A run of records
::::::::
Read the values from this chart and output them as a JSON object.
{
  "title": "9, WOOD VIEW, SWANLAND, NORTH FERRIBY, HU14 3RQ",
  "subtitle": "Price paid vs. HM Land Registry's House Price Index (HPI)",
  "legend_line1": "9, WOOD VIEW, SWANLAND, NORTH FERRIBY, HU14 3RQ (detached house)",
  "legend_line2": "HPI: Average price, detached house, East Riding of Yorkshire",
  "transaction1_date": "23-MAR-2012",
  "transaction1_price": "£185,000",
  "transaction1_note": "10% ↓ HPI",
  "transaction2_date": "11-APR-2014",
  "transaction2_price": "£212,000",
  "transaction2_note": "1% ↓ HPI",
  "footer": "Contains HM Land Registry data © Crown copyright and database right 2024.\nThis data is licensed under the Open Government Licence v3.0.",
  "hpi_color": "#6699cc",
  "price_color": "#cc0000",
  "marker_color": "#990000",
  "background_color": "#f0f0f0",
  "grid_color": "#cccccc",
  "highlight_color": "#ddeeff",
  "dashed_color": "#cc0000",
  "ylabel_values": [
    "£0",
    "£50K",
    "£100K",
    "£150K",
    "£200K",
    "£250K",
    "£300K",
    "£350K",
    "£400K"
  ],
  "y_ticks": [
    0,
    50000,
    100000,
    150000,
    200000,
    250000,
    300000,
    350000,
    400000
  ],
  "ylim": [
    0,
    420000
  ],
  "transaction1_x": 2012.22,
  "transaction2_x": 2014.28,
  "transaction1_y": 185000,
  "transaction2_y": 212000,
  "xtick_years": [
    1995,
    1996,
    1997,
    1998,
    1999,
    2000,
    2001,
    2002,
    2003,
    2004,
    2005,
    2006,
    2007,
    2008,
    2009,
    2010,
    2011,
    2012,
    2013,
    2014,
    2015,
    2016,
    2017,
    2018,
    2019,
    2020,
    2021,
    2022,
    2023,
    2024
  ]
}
::::::::
*To be done*
Each entry above is to be printed again exactly.

*Result of this exercise*
Read the values from this chart and output them as a JSON object.
{
  "title": "9, WOOD VIEW, SWANLAND, NORTH FERRIBY, HU14 3RQ",
  "subtitle": "Price paid vs. HM Land Registry's House Price Index (HPI)",
  "legend_line1": "9, WOOD VIEW, SWANLAND, NORTH FERRIBY, HU14 3RQ (detached house)",
  "legend_line2": "HPI: Average price, detached house, East Riding of Yorkshire",
  "transaction1_date": "23-MAR-2012",
  "transaction1_price": "£185,000",
  "transaction1_note": "10% ↓ HPI",
  "transaction2_date": "11-APR-2014",
  "transaction2_price": "£212,000",
  "transaction2_note": "1% ↓ HPI",
  "footer": "Contains HM Land Registry data © Crown copyright and database right 2024.\nThis data is licensed under the Open Government Licence v3.0.",
  "hpi_color": "#6699cc",
  "price_color": "#cc0000",
  "marker_color": "#990000",
  "background_color": "#f0f0f0",
  "grid_color": "#cccccc",
  "highlight_color": "#ddeeff",
  "dashed_color": "#cc0000",
  "ylabel_values": [
    "£0",
    "£50K",
    "£100K",
    "£150K",
    "£200K",
    "£250K",
    "£300K",
    "£350K",
    "£400K"
  ],
  "y_ticks": [
    0,
    50000,
    100000,
    150000,
    200000,
    250000,
    300000,
    350000,
    400000
  ],
  "ylim": [
    0,
    420000
  ],
  "transaction1_x": 2012.22,
  "transaction2_x": 2014.28,
  "transaction1_y": 185000,
  "transaction2_y": 212000,
  "xtick_years": [
    1995,
    1996,
    1997,
    1998,
    1999,
    2000,
    2001,
    2002,
    2003,
    2004,
    2005,
    2006,
    2007,
    2008,
    2009,
    2010,
    2011,
    2012,
    2013,
    2014,
    2015,
    2016,
    2017,
    2018,
    2019,
    2020,
    2021,
    2022,
    2023,
    2024
  ]
}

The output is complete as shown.